WHAT TO PRODUCE:
Collect all lines from the listing that include the string "icon".

**** DATASET CONTENT ****

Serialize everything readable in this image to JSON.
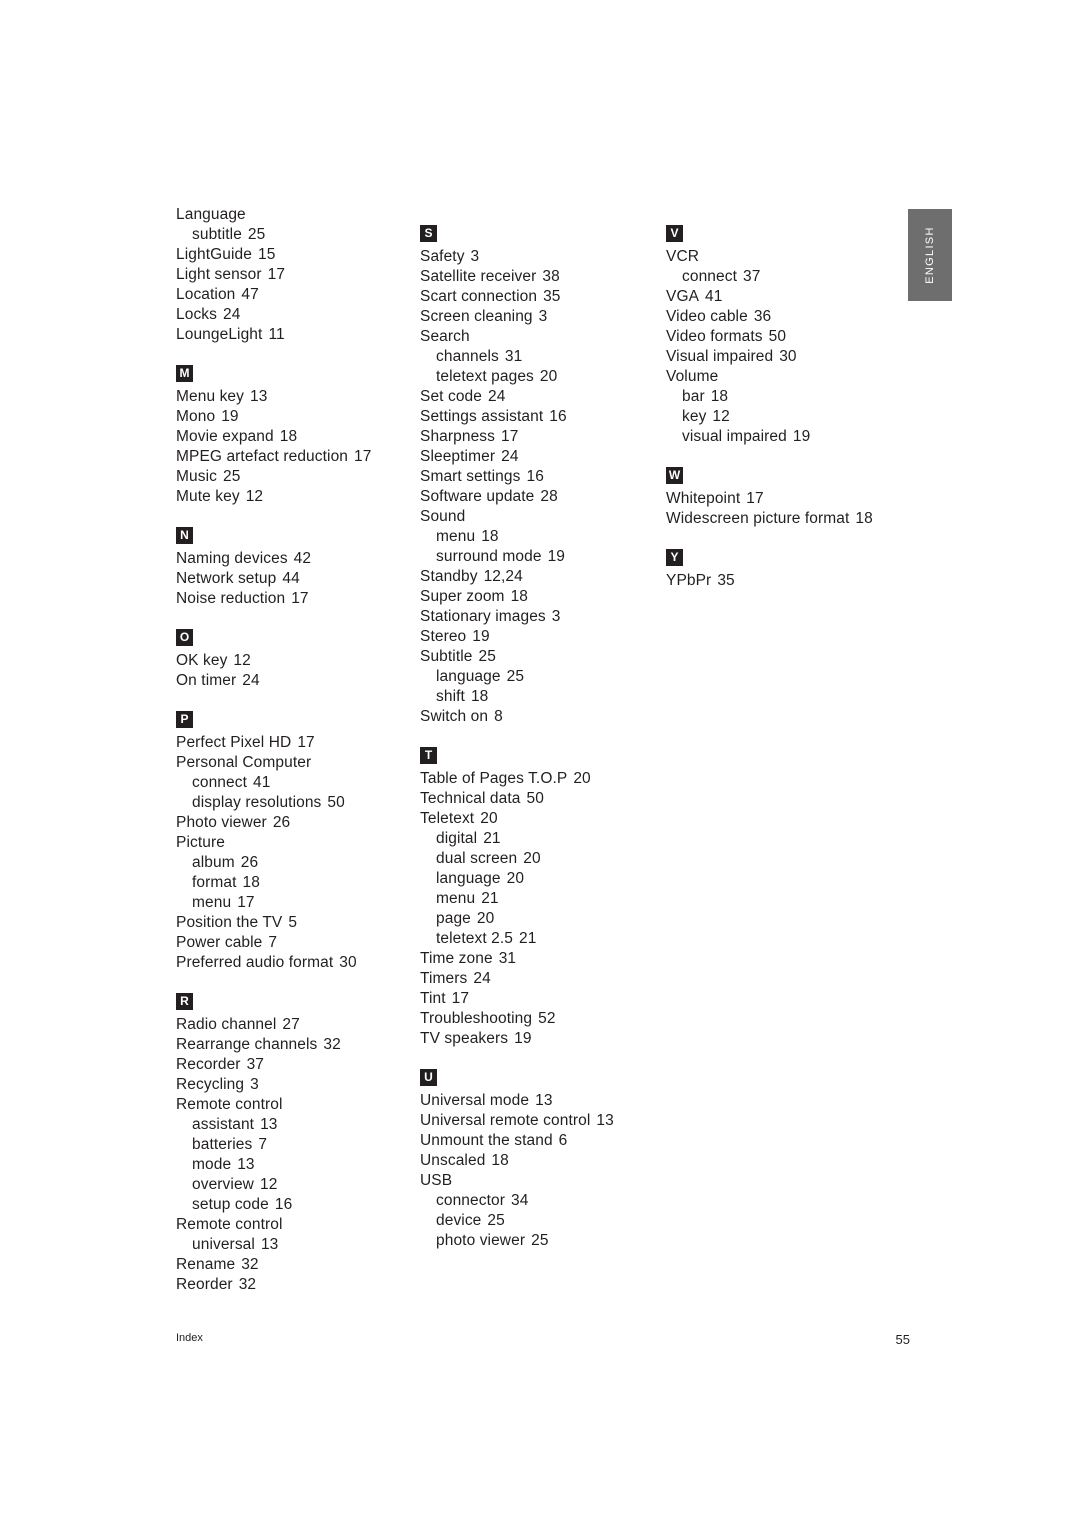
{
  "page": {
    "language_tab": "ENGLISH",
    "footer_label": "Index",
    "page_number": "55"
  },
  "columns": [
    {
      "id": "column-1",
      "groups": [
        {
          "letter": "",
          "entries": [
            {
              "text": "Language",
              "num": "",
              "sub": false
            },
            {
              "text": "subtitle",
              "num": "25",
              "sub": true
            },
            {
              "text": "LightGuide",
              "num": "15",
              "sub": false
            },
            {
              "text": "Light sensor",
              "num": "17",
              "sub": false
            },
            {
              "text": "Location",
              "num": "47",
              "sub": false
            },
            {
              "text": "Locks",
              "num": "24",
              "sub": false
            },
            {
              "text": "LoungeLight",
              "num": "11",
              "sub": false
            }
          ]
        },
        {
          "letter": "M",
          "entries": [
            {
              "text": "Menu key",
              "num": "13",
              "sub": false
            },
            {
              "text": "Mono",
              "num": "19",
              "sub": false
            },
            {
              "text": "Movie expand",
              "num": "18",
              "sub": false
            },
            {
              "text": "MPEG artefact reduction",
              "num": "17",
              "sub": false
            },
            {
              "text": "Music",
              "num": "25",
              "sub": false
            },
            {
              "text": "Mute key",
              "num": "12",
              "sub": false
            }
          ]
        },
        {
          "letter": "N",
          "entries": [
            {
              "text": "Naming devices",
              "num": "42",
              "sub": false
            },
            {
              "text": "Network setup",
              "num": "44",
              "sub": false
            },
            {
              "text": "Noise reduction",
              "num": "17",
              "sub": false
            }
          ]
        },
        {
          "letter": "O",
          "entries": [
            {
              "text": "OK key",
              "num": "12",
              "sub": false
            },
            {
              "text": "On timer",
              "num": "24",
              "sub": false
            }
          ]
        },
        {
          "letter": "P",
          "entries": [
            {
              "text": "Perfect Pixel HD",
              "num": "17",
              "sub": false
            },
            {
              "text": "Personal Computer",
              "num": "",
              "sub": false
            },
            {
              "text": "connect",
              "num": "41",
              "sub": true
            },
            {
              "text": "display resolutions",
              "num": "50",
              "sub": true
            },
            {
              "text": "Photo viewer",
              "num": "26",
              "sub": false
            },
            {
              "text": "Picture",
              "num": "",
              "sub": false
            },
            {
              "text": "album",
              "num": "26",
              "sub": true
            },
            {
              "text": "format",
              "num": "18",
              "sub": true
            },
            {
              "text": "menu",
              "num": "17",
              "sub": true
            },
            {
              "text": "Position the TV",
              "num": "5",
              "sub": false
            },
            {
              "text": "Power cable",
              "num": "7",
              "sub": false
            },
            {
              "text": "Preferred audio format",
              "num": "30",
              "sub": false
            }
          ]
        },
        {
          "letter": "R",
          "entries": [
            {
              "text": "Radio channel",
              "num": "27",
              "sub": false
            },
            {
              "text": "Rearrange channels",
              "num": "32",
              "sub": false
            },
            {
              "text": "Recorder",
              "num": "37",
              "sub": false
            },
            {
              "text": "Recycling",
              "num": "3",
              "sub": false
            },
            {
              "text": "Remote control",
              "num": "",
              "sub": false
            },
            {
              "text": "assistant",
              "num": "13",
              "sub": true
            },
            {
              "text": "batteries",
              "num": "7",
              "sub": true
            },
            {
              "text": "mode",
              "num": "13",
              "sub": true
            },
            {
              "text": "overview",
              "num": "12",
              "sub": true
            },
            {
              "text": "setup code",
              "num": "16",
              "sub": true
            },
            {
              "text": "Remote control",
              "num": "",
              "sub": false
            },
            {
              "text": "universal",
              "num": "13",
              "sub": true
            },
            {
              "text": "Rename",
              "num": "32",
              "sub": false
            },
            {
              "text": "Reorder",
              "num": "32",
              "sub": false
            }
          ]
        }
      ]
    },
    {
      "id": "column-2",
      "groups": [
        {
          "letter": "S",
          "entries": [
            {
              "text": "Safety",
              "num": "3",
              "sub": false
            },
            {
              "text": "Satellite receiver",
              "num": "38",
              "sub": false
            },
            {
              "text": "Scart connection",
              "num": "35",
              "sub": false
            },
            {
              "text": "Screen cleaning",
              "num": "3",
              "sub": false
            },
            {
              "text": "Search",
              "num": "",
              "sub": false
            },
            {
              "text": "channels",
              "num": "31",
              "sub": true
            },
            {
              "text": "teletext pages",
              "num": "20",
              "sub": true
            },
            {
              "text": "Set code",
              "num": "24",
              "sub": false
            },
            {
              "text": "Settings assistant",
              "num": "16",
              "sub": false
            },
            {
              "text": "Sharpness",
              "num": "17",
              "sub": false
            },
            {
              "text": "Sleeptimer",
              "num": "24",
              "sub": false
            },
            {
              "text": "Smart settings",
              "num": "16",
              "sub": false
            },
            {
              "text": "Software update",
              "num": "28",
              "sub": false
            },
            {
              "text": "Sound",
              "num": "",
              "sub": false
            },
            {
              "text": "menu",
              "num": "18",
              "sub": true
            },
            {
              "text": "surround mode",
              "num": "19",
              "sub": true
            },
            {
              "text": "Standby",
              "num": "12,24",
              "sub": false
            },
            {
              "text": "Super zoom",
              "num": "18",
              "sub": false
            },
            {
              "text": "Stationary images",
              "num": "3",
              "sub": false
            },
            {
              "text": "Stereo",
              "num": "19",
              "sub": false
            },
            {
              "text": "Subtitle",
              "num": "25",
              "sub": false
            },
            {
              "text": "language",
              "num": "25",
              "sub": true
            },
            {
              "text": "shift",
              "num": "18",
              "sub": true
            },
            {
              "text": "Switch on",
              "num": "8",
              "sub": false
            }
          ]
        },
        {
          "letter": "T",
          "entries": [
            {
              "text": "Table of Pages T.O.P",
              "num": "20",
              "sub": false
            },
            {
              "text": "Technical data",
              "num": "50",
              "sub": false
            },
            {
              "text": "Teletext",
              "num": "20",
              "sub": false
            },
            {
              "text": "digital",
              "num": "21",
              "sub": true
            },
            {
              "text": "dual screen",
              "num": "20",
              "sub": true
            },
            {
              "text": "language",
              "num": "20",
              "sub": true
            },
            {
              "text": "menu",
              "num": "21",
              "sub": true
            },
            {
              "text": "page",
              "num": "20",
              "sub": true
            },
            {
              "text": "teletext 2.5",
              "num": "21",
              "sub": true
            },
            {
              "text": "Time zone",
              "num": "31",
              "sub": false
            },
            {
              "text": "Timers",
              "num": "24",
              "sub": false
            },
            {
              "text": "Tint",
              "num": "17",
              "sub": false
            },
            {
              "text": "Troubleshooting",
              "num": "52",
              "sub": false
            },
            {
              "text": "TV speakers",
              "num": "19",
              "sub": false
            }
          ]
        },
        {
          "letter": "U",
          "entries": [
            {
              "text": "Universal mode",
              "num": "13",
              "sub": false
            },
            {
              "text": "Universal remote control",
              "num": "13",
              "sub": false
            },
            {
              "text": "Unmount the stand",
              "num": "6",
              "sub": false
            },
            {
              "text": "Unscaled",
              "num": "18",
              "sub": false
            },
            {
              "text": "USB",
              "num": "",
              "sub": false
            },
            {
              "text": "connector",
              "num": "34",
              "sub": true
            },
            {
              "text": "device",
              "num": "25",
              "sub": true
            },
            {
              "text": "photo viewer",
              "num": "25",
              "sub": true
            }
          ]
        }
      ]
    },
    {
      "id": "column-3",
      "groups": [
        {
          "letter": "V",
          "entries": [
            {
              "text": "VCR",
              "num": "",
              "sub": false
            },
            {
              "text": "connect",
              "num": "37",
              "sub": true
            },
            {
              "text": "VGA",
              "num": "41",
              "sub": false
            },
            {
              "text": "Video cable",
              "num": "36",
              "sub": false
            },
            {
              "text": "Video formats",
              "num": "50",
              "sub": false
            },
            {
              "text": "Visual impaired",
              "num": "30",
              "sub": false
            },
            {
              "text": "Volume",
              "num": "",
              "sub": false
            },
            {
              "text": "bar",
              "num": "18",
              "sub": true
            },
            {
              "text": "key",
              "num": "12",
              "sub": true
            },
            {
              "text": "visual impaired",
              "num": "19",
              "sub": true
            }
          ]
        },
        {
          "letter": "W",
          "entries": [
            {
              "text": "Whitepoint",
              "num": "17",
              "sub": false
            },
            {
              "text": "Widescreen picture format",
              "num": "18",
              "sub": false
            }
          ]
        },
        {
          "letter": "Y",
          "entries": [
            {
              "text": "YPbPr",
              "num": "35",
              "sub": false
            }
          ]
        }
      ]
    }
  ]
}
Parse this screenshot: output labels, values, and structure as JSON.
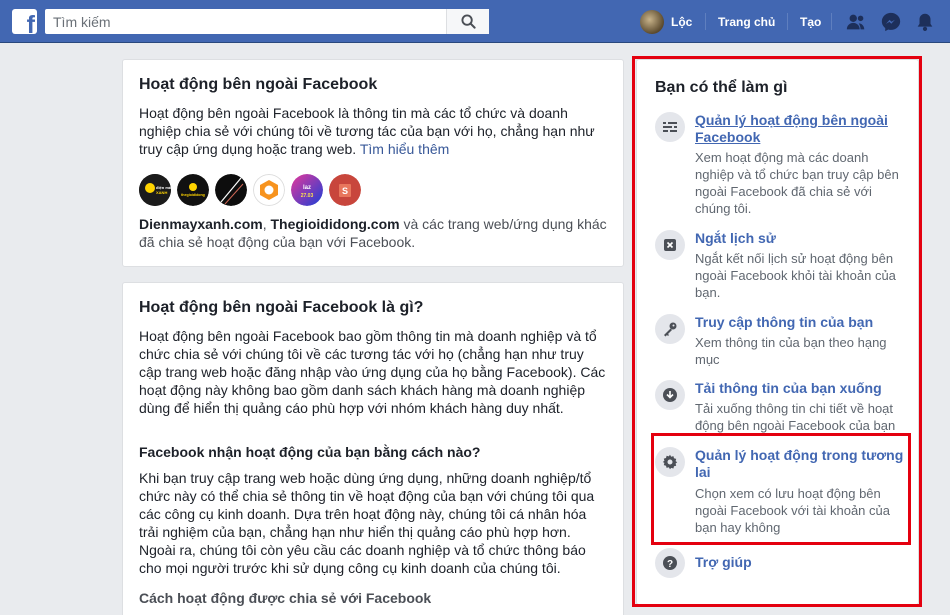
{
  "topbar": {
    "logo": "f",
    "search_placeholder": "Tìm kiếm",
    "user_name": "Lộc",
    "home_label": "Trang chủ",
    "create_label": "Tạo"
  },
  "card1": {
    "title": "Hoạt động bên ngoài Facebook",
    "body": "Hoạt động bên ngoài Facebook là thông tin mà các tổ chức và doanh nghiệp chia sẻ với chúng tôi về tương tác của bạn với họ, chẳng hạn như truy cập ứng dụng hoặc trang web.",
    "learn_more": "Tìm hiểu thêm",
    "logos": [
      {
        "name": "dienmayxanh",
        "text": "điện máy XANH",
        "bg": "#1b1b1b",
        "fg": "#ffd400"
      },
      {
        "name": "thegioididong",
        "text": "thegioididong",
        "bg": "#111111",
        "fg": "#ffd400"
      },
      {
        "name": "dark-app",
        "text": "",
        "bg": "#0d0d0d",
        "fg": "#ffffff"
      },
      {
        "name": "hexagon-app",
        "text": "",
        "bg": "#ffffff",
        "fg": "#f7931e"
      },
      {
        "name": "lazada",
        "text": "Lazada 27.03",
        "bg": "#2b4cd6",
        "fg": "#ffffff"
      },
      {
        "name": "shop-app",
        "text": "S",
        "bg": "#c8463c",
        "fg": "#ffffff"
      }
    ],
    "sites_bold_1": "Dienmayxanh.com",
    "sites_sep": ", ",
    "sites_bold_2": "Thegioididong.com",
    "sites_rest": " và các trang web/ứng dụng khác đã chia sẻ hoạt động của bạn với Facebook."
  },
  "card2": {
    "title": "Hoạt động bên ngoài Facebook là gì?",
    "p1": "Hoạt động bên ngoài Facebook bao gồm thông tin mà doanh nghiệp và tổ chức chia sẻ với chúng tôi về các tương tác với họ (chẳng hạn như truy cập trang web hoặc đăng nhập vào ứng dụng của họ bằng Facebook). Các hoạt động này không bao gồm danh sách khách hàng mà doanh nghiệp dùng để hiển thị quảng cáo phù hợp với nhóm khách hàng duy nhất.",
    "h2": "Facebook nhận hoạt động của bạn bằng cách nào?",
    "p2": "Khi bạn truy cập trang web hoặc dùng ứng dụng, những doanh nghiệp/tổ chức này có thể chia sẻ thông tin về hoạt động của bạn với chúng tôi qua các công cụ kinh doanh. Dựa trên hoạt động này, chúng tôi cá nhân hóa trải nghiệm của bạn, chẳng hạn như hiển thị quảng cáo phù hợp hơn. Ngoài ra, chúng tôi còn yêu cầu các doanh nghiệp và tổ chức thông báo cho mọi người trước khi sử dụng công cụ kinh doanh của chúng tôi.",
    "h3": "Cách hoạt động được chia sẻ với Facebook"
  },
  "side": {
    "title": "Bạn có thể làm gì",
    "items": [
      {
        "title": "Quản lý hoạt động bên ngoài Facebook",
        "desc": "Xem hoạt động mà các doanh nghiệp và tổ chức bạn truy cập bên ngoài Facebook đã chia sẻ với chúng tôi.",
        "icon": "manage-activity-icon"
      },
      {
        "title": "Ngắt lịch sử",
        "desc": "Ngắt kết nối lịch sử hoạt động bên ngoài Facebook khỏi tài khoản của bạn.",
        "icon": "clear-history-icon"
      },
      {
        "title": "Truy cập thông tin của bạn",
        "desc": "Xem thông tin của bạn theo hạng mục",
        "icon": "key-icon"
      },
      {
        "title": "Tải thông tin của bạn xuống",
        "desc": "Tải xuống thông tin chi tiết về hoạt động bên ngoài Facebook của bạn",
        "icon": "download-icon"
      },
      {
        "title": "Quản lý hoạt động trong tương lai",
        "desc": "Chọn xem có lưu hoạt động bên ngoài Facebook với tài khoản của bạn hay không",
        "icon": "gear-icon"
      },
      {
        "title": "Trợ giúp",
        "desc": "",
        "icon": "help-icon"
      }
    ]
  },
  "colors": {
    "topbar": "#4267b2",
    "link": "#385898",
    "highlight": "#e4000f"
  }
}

****

EXERCISE ANSWER:
        "icon": "manage-activity-icon"
        "icon": "clear-history-icon"
        "icon": "key-icon"
        "icon": "download-icon"
        "icon": "gear-icon"
        "icon": "help-icon"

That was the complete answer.